─── ENTRIES SHOWN

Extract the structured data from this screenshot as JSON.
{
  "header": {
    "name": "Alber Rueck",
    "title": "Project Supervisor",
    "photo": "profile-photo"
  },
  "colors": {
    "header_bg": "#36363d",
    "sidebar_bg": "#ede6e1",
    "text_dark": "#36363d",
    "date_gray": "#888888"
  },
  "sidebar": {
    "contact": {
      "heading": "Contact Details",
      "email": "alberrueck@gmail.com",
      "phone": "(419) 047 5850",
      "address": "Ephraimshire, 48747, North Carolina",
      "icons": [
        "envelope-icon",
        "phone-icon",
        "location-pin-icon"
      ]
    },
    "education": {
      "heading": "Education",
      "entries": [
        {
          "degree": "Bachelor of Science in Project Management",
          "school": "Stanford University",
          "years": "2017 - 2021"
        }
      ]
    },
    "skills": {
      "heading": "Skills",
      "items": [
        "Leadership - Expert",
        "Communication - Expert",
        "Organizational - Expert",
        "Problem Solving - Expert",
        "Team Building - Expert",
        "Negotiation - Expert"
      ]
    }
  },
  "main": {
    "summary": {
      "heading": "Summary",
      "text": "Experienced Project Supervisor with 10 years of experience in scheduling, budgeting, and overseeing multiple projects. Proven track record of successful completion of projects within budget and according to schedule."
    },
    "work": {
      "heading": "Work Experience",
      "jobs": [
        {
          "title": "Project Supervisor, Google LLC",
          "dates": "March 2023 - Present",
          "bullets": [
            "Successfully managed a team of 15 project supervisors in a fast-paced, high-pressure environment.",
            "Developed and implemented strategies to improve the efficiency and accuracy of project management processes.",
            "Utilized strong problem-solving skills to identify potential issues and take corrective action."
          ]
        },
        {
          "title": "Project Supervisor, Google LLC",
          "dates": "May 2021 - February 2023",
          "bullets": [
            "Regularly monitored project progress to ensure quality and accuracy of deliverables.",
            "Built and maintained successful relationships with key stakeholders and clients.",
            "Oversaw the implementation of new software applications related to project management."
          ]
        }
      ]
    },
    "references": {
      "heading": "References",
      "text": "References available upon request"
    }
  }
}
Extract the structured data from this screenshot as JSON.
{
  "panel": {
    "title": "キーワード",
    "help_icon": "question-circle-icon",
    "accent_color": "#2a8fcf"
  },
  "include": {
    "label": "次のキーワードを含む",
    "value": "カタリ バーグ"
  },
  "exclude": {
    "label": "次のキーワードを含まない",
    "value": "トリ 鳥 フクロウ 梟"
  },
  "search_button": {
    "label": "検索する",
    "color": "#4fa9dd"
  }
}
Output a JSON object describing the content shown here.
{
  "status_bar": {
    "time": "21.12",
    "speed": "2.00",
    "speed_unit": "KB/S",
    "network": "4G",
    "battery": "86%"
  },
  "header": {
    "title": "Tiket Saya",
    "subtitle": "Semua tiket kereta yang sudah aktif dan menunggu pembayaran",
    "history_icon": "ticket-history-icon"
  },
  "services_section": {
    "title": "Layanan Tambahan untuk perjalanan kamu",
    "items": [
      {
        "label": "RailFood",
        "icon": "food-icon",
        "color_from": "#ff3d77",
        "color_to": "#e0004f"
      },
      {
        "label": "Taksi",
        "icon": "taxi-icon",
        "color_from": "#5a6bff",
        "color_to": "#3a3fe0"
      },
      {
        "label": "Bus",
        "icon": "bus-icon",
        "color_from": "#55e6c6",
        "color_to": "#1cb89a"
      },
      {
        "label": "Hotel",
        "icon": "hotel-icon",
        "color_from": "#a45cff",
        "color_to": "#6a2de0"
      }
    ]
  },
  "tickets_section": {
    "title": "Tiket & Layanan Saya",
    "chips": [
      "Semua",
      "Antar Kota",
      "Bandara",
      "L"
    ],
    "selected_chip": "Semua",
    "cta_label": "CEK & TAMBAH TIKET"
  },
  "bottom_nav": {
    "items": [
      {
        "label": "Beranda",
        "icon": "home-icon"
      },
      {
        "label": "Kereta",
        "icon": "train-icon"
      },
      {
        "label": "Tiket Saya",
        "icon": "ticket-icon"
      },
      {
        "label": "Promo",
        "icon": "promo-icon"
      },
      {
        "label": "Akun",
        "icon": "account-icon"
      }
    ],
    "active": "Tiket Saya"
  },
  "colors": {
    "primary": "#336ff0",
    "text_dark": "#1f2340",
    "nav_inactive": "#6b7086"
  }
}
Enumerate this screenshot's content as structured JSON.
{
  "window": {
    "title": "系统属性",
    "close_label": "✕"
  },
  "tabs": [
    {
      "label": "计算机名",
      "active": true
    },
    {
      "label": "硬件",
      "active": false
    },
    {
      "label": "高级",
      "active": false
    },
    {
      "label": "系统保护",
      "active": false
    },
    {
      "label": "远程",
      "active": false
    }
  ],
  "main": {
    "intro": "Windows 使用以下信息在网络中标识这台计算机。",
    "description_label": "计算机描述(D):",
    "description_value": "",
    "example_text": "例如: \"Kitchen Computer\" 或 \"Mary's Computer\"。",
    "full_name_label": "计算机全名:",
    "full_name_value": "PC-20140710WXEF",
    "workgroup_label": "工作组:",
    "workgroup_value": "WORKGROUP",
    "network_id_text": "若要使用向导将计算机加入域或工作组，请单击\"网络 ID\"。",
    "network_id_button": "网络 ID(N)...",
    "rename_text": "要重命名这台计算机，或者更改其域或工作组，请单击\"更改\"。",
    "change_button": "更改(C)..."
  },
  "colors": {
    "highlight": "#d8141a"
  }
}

──────

**GIVEN EXERCISE:** Without leaving anything out, quote all the data.

**FULL SOLUTION:**
Extract the structured data from this screenshot as JSON.
{
  "header": {
    "name": "Alber Rueck",
    "title": "Project Supervisor",
    "photo": "profile-photo"
  },
  "colors": {
    "header_bg": "#36363d",
    "sidebar_bg": "#ede6e1",
    "text_dark": "#36363d",
    "date_gray": "#888888"
  },
  "sidebar": {
    "contact": {
      "heading": "Contact Details",
      "email": "alberrueck@gmail.com",
      "phone": "(419) 047 5850",
      "address": "Ephraimshire, 48747, North Carolina",
      "icons": [
        "envelope-icon",
        "phone-icon",
        "location-pin-icon"
      ]
    },
    "education": {
      "heading": "Education",
      "entries": [
        {
          "degree": "Bachelor of Science in Project Management",
          "school": "Stanford University",
          "years": "2017 - 2021"
        }
      ]
    },
    "skills": {
      "heading": "Skills",
      "items": [
        "Leadership - Expert",
        "Communication - Expert",
        "Organizational - Expert",
        "Problem Solving - Expert",
        "Team Building - Expert",
        "Negotiation - Expert"
      ]
    }
  },
  "main": {
    "summary": {
      "heading": "Summary",
      "text": "Experienced Project Supervisor with 10 years of experience in scheduling, budgeting, and overseeing multiple projects. Proven track record of successful completion of projects within budget and according to schedule."
    },
    "work": {
      "heading": "Work Experience",
      "jobs": [
        {
          "title": "Project Supervisor, Google LLC",
          "dates": "March 2023 - Present",
          "bullets": [
            "Successfully managed a team of 15 project supervisors in a fast-paced, high-pressure environment.",
            "Developed and implemented strategies to improve the efficiency and accuracy of project management processes.",
            "Utilized strong problem-solving skills to identify potential issues and take corrective action."
          ]
        },
        {
          "title": "Project Supervisor, Google LLC",
          "dates": "May 2021 - February 2023",
          "bullets": [
            "Regularly monitored project progress to ensure quality and accuracy of deliverables.",
            "Built and maintained successful relationships with key stakeholders and clients.",
            "Oversaw the implementation of new software applications related to project management."
          ]
        }
      ]
    },
    "references": {
      "heading": "References",
      "text": "References available upon request"
    }
  }
}
Extract the structured data from this screenshot as JSON.
{
  "panel": {
    "title": "キーワード",
    "help_icon": "question-circle-icon",
    "accent_color": "#2a8fcf"
  },
  "include": {
    "label": "次のキーワードを含む",
    "value": "カタリ バーグ"
  },
  "exclude": {
    "label": "次のキーワードを含まない",
    "value": "トリ 鳥 フクロウ 梟"
  },
  "search_button": {
    "label": "検索する",
    "color": "#4fa9dd"
  }
}
Output a JSON object describing the content shown here.
{
  "status_bar": {
    "time": "21.12",
    "speed": "2.00",
    "speed_unit": "KB/S",
    "network": "4G",
    "battery": "86%"
  },
  "header": {
    "title": "Tiket Saya",
    "subtitle": "Semua tiket kereta yang sudah aktif dan menunggu pembayaran",
    "history_icon": "ticket-history-icon"
  },
  "services_section": {
    "title": "Layanan Tambahan untuk perjalanan kamu",
    "items": [
      {
        "label": "RailFood",
        "icon": "food-icon",
        "color_from": "#ff3d77",
        "color_to": "#e0004f"
      },
      {
        "label": "Taksi",
        "icon": "taxi-icon",
        "color_from": "#5a6bff",
        "color_to": "#3a3fe0"
      },
      {
        "label": "Bus",
        "icon": "bus-icon",
        "color_from": "#55e6c6",
        "color_to": "#1cb89a"
      },
      {
        "label": "Hotel",
        "icon": "hotel-icon",
        "color_from": "#a45cff",
        "color_to": "#6a2de0"
      }
    ]
  },
  "tickets_section": {
    "title": "Tiket & Layanan Saya",
    "chips": [
      "Semua",
      "Antar Kota",
      "Bandara",
      "L"
    ],
    "selected_chip": "Semua",
    "cta_label": "CEK & TAMBAH TIKET"
  },
  "bottom_nav": {
    "items": [
      {
        "label": "Beranda",
        "icon": "home-icon"
      },
      {
        "label": "Kereta",
        "icon": "train-icon"
      },
      {
        "label": "Tiket Saya",
        "icon": "ticket-icon"
      },
      {
        "label": "Promo",
        "icon": "promo-icon"
      },
      {
        "label": "Akun",
        "icon": "account-icon"
      }
    ],
    "active": "Tiket Saya"
  },
  "colors": {
    "primary": "#336ff0",
    "text_dark": "#1f2340",
    "nav_inactive": "#6b7086"
  }
}
Enumerate this screenshot's content as structured JSON.
{
  "window": {
    "title": "系统属性",
    "close_label": "✕"
  },
  "tabs": [
    {
      "label": "计算机名",
      "active": true
    },
    {
      "label": "硬件",
      "active": false
    },
    {
      "label": "高级",
      "active": false
    },
    {
      "label": "系统保护",
      "active": false
    },
    {
      "label": "远程",
      "active": false
    }
  ],
  "main": {
    "intro": "Windows 使用以下信息在网络中标识这台计算机。",
    "description_label": "计算机描述(D):",
    "description_value": "",
    "example_text": "例如: \"Kitchen Computer\" 或 \"Mary's Computer\"。",
    "full_name_label": "计算机全名:",
    "full_name_value": "PC-20140710WXEF",
    "workgroup_label": "工作组:",
    "workgroup_value": "WORKGROUP",
    "network_id_text": "若要使用向导将计算机加入域或工作组，请单击\"网络 ID\"。",
    "network_id_button": "网络 ID(N)...",
    "rename_text": "要重命名这台计算机，或者更改其域或工作组，请单击\"更改\"。",
    "change_button": "更改(C)..."
  },
  "colors": {
    "highlight": "#d8141a"
  }
}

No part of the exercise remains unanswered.